:: WORK TO DO ::
Identify each line containing the word "JSON" and copy it.

:: TASK MATERIAL ::
━━━━━━━━━━━━━━━━

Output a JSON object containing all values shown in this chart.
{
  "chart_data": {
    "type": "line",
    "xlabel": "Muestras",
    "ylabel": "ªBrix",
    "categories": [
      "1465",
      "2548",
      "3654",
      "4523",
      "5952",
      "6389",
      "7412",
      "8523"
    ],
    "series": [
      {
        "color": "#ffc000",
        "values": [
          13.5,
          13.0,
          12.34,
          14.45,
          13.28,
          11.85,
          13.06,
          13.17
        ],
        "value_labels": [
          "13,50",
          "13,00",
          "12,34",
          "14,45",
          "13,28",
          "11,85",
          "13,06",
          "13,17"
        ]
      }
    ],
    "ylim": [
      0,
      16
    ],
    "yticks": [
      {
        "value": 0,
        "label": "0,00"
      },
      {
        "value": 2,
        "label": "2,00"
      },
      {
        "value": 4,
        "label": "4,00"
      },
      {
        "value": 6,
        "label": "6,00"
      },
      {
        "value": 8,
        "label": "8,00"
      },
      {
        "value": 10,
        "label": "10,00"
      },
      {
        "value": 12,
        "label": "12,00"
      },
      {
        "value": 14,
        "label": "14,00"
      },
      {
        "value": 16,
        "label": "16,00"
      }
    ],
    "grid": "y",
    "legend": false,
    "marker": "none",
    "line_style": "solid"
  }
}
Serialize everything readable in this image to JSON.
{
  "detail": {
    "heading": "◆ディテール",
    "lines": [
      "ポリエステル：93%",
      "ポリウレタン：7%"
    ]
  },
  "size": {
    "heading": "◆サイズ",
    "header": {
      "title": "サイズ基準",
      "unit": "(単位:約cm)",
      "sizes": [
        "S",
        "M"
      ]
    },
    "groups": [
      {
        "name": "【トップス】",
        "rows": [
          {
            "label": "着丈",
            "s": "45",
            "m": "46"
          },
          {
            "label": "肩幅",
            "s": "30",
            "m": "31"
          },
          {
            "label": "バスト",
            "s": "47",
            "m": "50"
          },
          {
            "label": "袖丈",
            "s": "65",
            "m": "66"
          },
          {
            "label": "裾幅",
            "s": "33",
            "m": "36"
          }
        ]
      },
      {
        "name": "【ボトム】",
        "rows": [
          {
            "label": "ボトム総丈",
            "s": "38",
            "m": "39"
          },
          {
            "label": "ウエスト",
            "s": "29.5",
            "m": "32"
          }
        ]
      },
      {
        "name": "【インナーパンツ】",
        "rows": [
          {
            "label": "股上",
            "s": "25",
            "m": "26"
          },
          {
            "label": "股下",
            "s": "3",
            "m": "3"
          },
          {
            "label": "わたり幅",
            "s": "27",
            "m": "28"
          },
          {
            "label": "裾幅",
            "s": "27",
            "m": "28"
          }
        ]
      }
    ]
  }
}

━━━━━━━━━━━━━━━━

:: EXERCISE ANSWER ::
Output a JSON object containing all values shown in this chart.
Serialize everything readable in this image to JSON.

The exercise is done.